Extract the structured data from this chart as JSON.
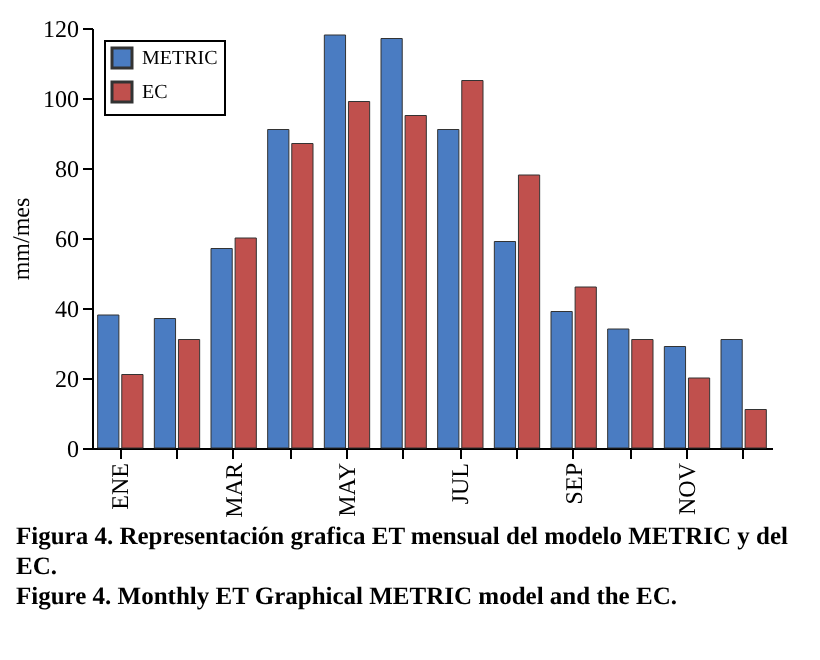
{
  "chart_data": {
    "type": "bar",
    "ylabel": "mm/mes",
    "categories": [
      "ENE",
      null,
      "MAR",
      null,
      "MAY",
      null,
      "JUL",
      null,
      "SEP",
      null,
      "NOV",
      null
    ],
    "series": [
      {
        "name": "METRIC",
        "color": "#4a7cc2",
        "values": [
          38,
          37,
          57,
          91,
          118,
          117,
          91,
          59,
          39,
          34,
          29,
          31
        ]
      },
      {
        "name": "EC",
        "color": "#c0504d",
        "values": [
          21,
          31,
          60,
          87,
          99,
          95,
          105,
          78,
          46,
          31,
          20,
          11
        ]
      }
    ],
    "ylim": [
      0,
      120
    ],
    "yticks": [
      0,
      20,
      40,
      60,
      80,
      100,
      120
    ],
    "grid": false,
    "legend": "top left",
    "annotations": [
      "Figura 4. Representación grafica ET mensual del modelo METRIC y del EC.",
      "Figure 4. Monthly ET Graphical METRIC model and the EC."
    ]
  }
}
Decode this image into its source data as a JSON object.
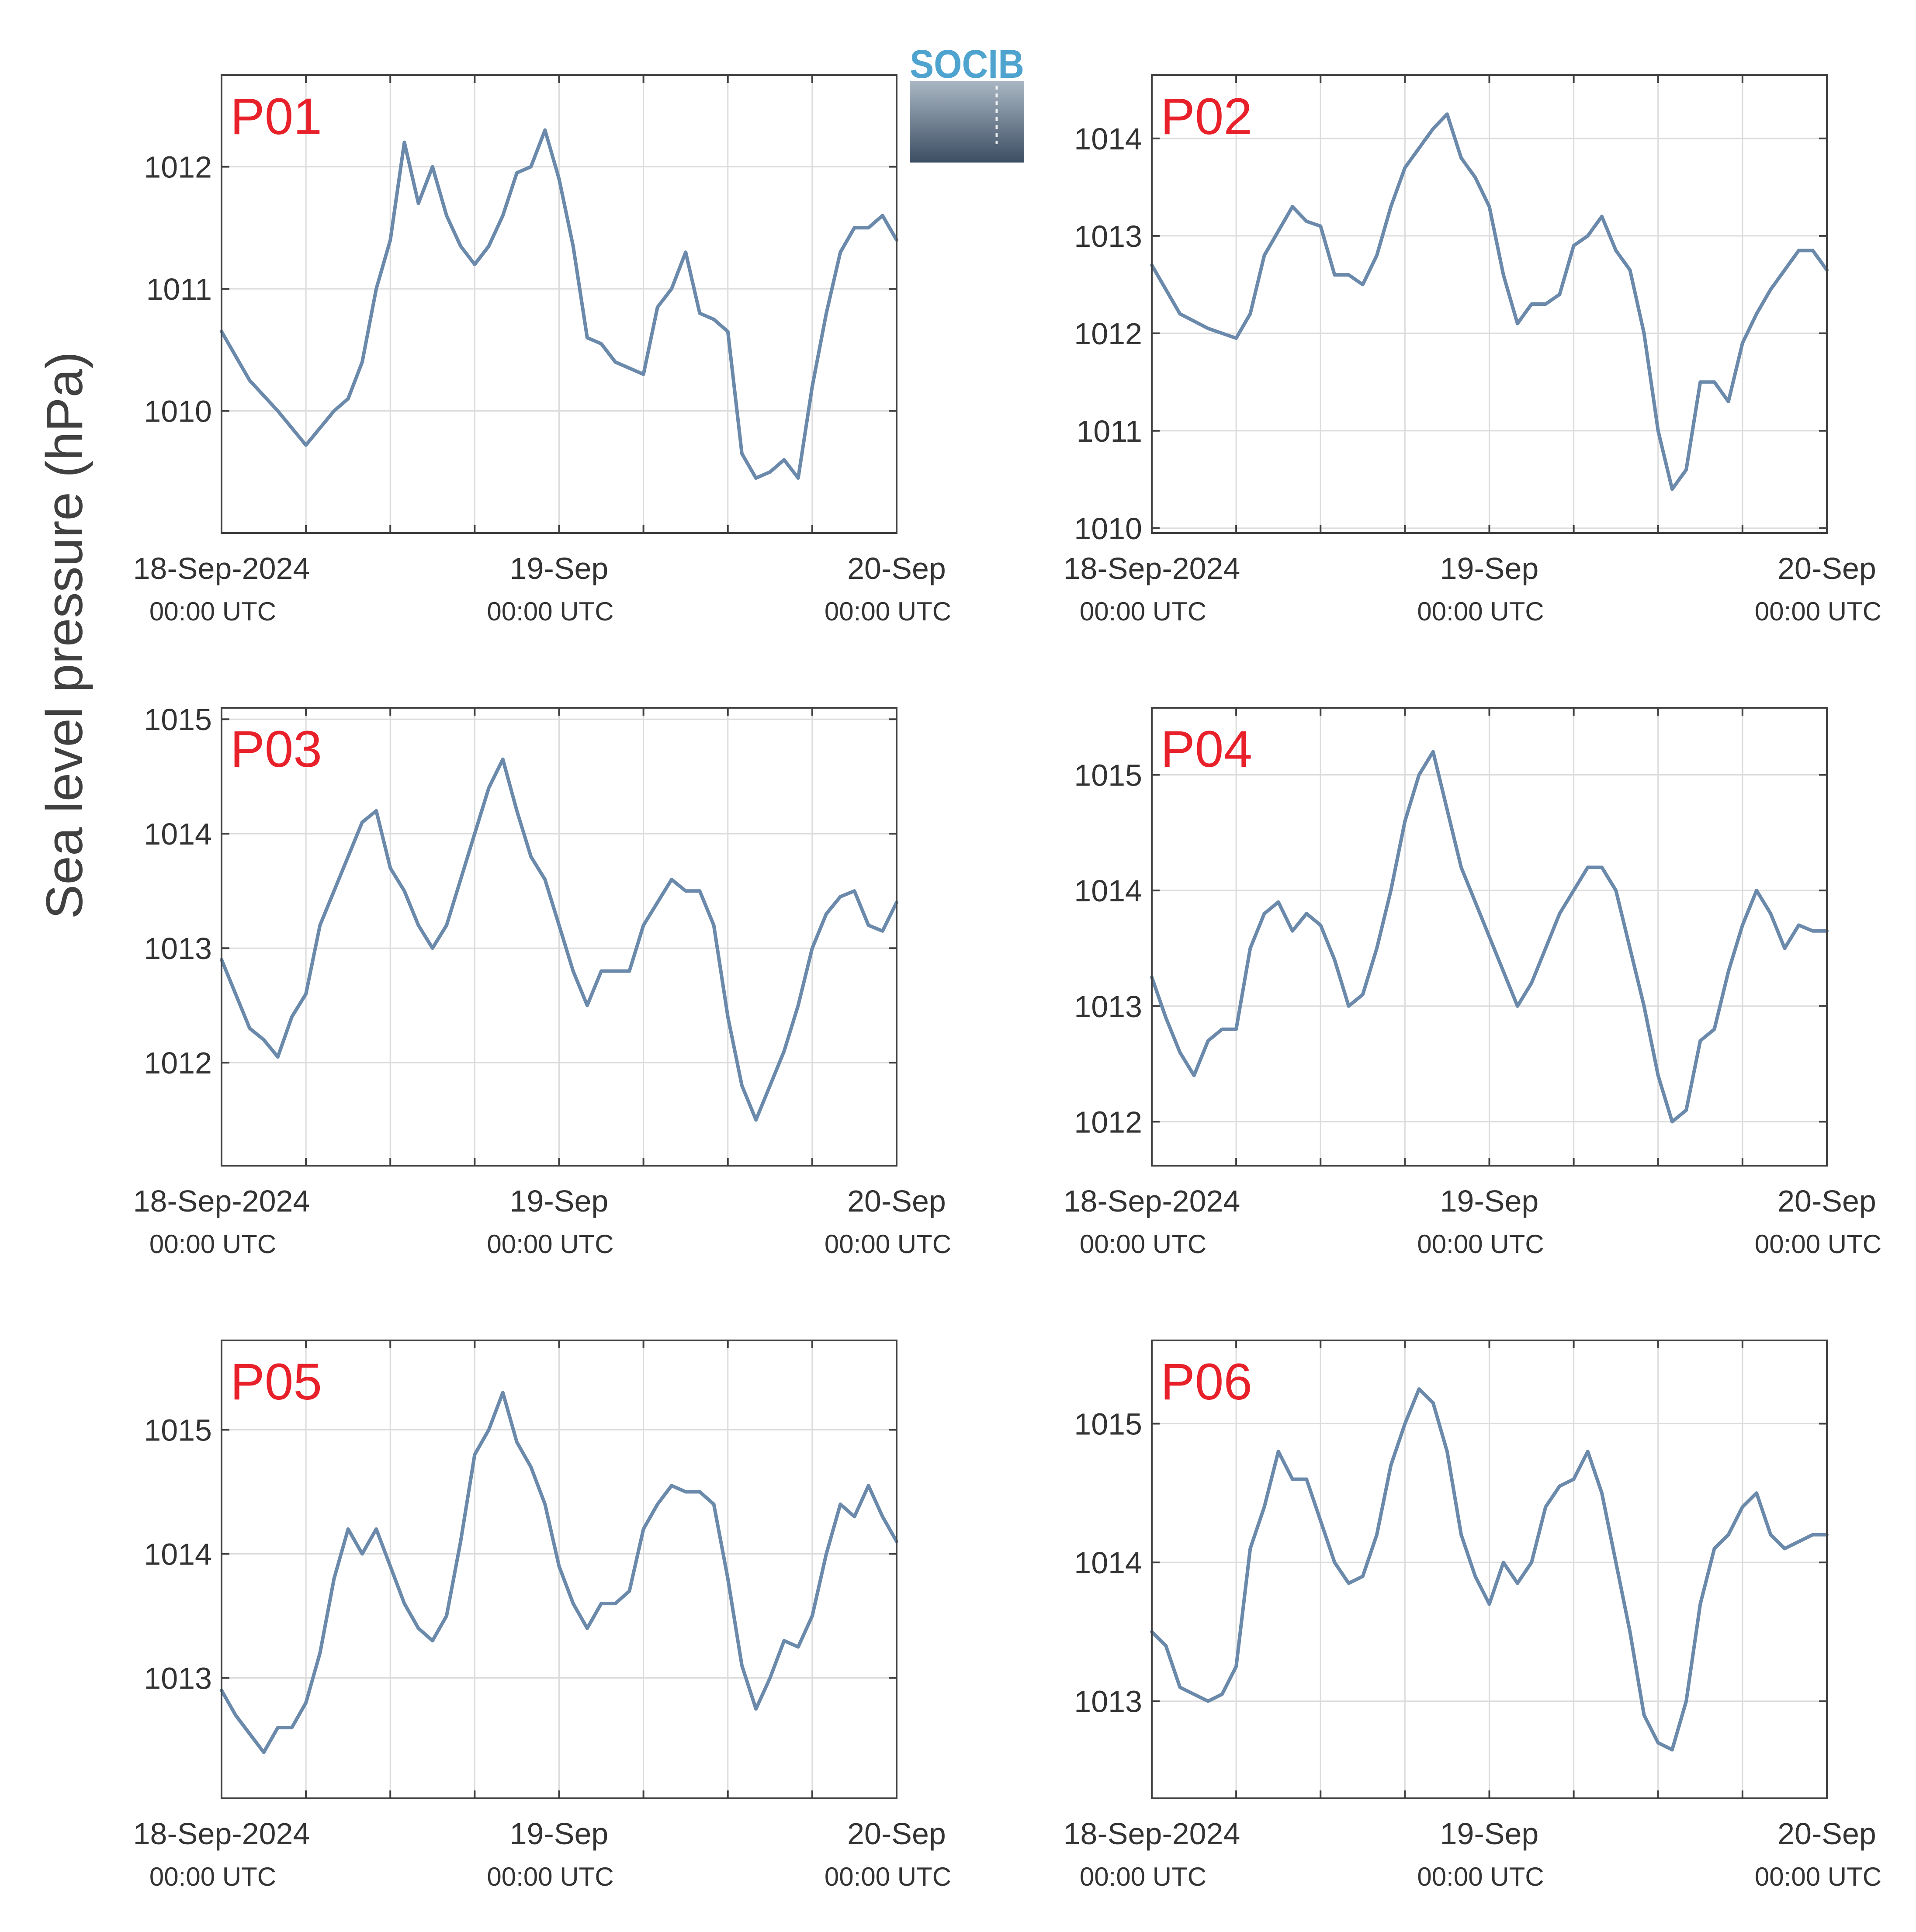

Exercise directions: Tally up the lines in the records containing the word "METRIC", then give the count and nothing else.

Exercise response: 3